→ **The problem**
Your task is to repeat the entries exactly. Leave the pictures out.

→ **Record list**
---+---

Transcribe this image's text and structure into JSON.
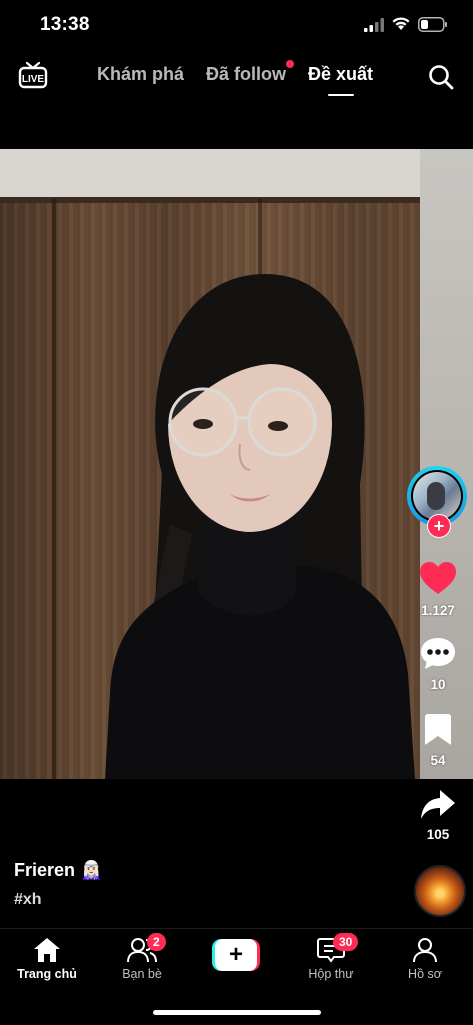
{
  "status_bar": {
    "time": "13:38"
  },
  "top_nav": {
    "live_label": "LIVE",
    "tabs": [
      {
        "label": "Khám phá",
        "active": false
      },
      {
        "label": "Đã follow",
        "active": false,
        "has_notification_dot": true
      },
      {
        "label": "Đề xuất",
        "active": true
      }
    ]
  },
  "actions": {
    "likes": "1.127",
    "comments": "10",
    "saves": "54",
    "shares": "105"
  },
  "caption": {
    "author": "Frieren",
    "author_emoji": "🧝🏻‍♀️",
    "hashtag": "#xh"
  },
  "bottom_nav": {
    "items": [
      {
        "label": "Trang chủ",
        "active": true
      },
      {
        "label": "Bạn bè",
        "badge": "2"
      },
      {
        "label": "create"
      },
      {
        "label": "Hộp thư",
        "badge": "30"
      },
      {
        "label": "Hồ sơ"
      }
    ]
  },
  "colors": {
    "accent": "#fe2c55",
    "cyan": "#25f4ee",
    "ring": "#20d5ec"
  }
}
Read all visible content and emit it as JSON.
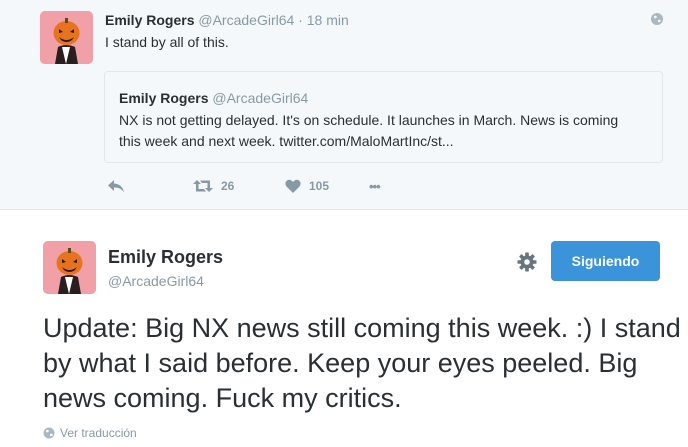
{
  "top_tweet": {
    "author_name": "Emily Rogers",
    "author_handle": "@ArcadeGirl64",
    "separator": "·",
    "time": "18 min",
    "text": "I stand by all of this.",
    "quote": {
      "author_name": "Emily Rogers",
      "author_handle": "@ArcadeGirl64",
      "text": "NX is not getting delayed. It's on schedule. It launches in March. News is coming this week and next week. twitter.com/MaloMartInc/st..."
    },
    "actions": {
      "retweet_count": "26",
      "like_count": "105",
      "more_label": "•••"
    }
  },
  "main_tweet": {
    "author_name": "Emily Rogers",
    "author_handle": "@ArcadeGirl64",
    "follow_label": "Siguiendo",
    "text": "Update:  Big NX news still coming this week. :) I stand by what I said before. Keep your eyes peeled. Big news coming. Fuck my critics.",
    "translate_label": "Ver traducción"
  },
  "colors": {
    "accent": "#3b94d9",
    "muted": "#8899a6",
    "avatar_bg": "#f2a0a8"
  },
  "icons": [
    "globe-icon",
    "reply-icon",
    "retweet-icon",
    "heart-icon",
    "more-icon",
    "gear-icon",
    "translate-globe-icon",
    "pumpkin-avatar"
  ]
}
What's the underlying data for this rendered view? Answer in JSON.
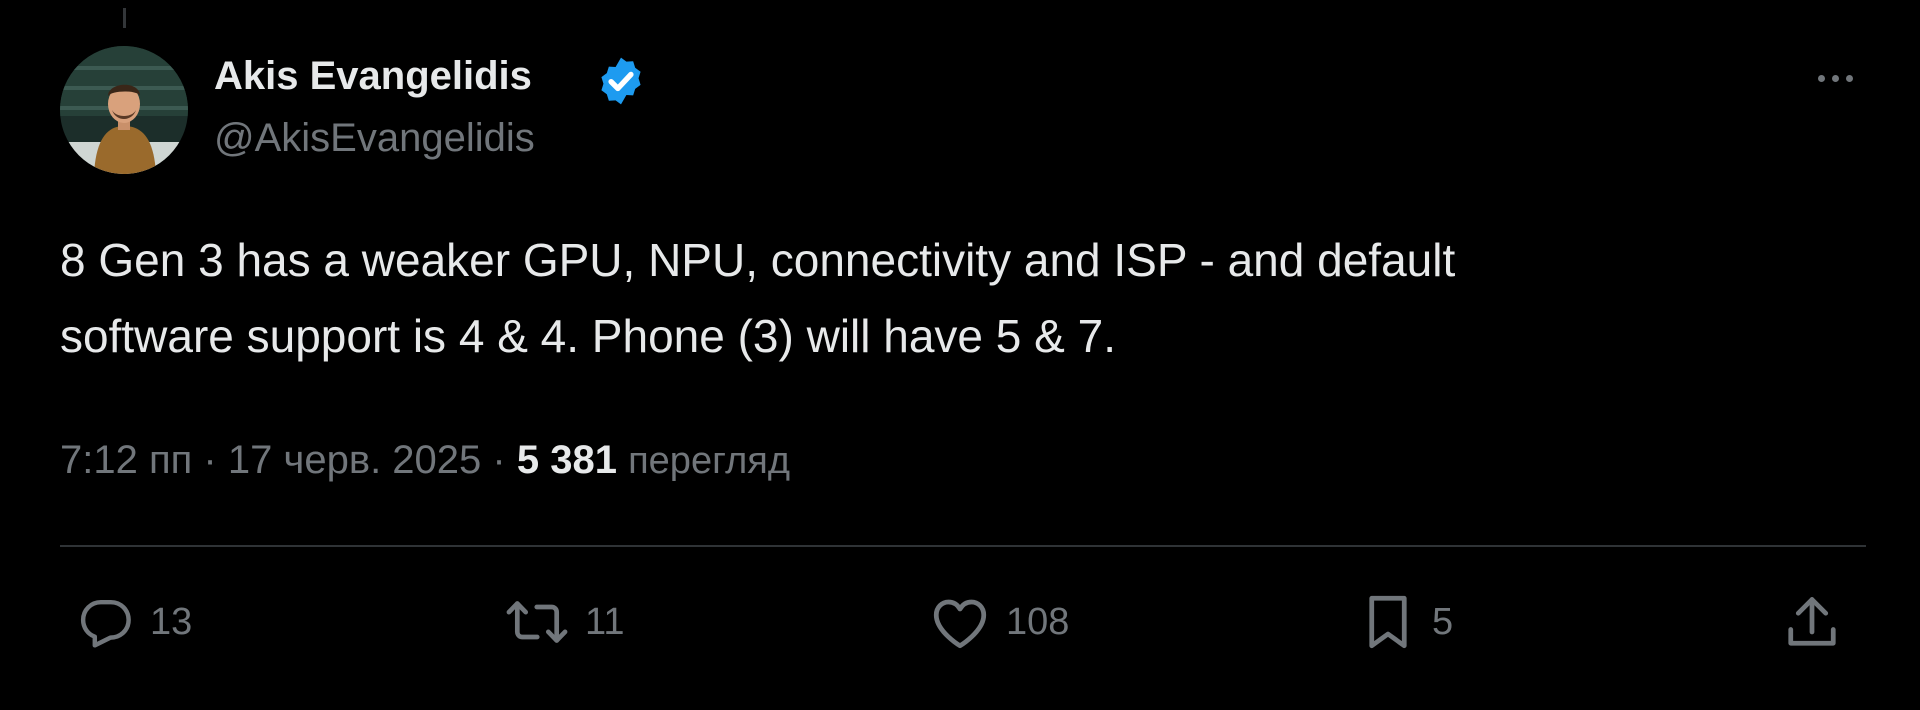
{
  "author": {
    "display_name": "Akis Evangelidis",
    "handle": "@AkisEvangelidis",
    "verified": true
  },
  "tweet": {
    "text_lines": [
      "8 Gen 3 has a weaker GPU, NPU, connectivity and ISP - and default",
      "software support is 4 & 4. Phone (3) will have 5 & 7."
    ]
  },
  "meta": {
    "time": "7:12 пп",
    "separator": "·",
    "date": "17 черв. 2025",
    "views_count": "5 381",
    "views_label": "перегляд"
  },
  "actions": {
    "replies": "13",
    "reposts": "11",
    "likes": "108",
    "bookmarks": "5"
  },
  "colors": {
    "background": "#000000",
    "text_primary": "#e7e9ea",
    "text_secondary": "#71767b",
    "verified_blue": "#1d9bf0",
    "divider": "#2f3336"
  },
  "icons": {
    "more": "more-horizontal-icon",
    "verified": "verified-badge-icon",
    "reply": "reply-icon",
    "repost": "repost-icon",
    "like": "heart-icon",
    "bookmark": "bookmark-icon",
    "share": "share-icon"
  }
}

---+---

→ **Task solution**
Transcribe this image's text and structure into JSON.
{
  "status_bar": {
    "time": "13:38"
  },
  "top_nav": {
    "live_label": "LIVE",
    "tabs": [
      {
        "label": "Khám phá",
        "active": false
      },
      {
        "label": "Đã follow",
        "active": false,
        "has_notification_dot": true
      },
      {
        "label": "Đề xuất",
        "active": true
      }
    ]
  },
  "actions": {
    "likes": "1.127",
    "comments": "10",
    "saves": "54",
    "shares": "105"
  },
  "caption": {
    "author": "Frieren",
    "author_emoji": "🧝🏻‍♀️",
    "hashtag": "#xh"
  },
  "bottom_nav": {
    "items": [
      {
        "label": "Trang chủ",
        "active": true
      },
      {
        "label": "Bạn bè",
        "badge": "2"
      },
      {
        "label": "create"
      },
      {
        "label": "Hộp thư",
        "badge": "30"
      },
      {
        "label": "Hồ sơ"
      }
    ]
  },
  "colors": {
    "accent": "#fe2c55",
    "cyan": "#25f4ee",
    "ring": "#20d5ec"
  }
}
Read all visible content and emit it as JSON.
{
  "top_tweet": {
    "author_name": "Emily Rogers",
    "author_handle": "@ArcadeGirl64",
    "separator": "·",
    "time": "18 min",
    "text": "I stand by all of this.",
    "quote": {
      "author_name": "Emily Rogers",
      "author_handle": "@ArcadeGirl64",
      "text": "NX is not getting delayed. It's on schedule. It launches in March. News is coming this week and next week. twitter.com/MaloMartInc/st..."
    },
    "actions": {
      "retweet_count": "26",
      "like_count": "105",
      "more_label": "•••"
    }
  },
  "main_tweet": {
    "author_name": "Emily Rogers",
    "author_handle": "@ArcadeGirl64",
    "follow_label": "Siguiendo",
    "text": "Update:  Big NX news still coming this week. :) I stand by what I said before. Keep your eyes peeled. Big news coming. Fuck my critics.",
    "translate_label": "Ver traducción"
  },
  "colors": {
    "accent": "#3b94d9",
    "muted": "#8899a6",
    "avatar_bg": "#f2a0a8"
  },
  "icons": [
    "globe-icon",
    "reply-icon",
    "retweet-icon",
    "heart-icon",
    "more-icon",
    "gear-icon",
    "translate-globe-icon",
    "pumpkin-avatar"
  ]
}
What's the underlying data for this rendered view? Answer in JSON.
{
  "author": {
    "display_name": "Akis Evangelidis",
    "handle": "@AkisEvangelidis",
    "verified": true
  },
  "tweet": {
    "text_lines": [
      "8 Gen 3 has a weaker GPU, NPU, connectivity and ISP - and default",
      "software support is 4 & 4. Phone (3) will have 5 & 7."
    ]
  },
  "meta": {
    "time": "7:12 пп",
    "separator": "·",
    "date": "17 черв. 2025",
    "views_count": "5 381",
    "views_label": "перегляд"
  },
  "actions": {
    "replies": "13",
    "reposts": "11",
    "likes": "108",
    "bookmarks": "5"
  },
  "colors": {
    "background": "#000000",
    "text_primary": "#e7e9ea",
    "text_secondary": "#71767b",
    "verified_blue": "#1d9bf0",
    "divider": "#2f3336"
  },
  "icons": {
    "more": "more-horizontal-icon",
    "verified": "verified-badge-icon",
    "reply": "reply-icon",
    "repost": "repost-icon",
    "like": "heart-icon",
    "bookmark": "bookmark-icon",
    "share": "share-icon"
  }
}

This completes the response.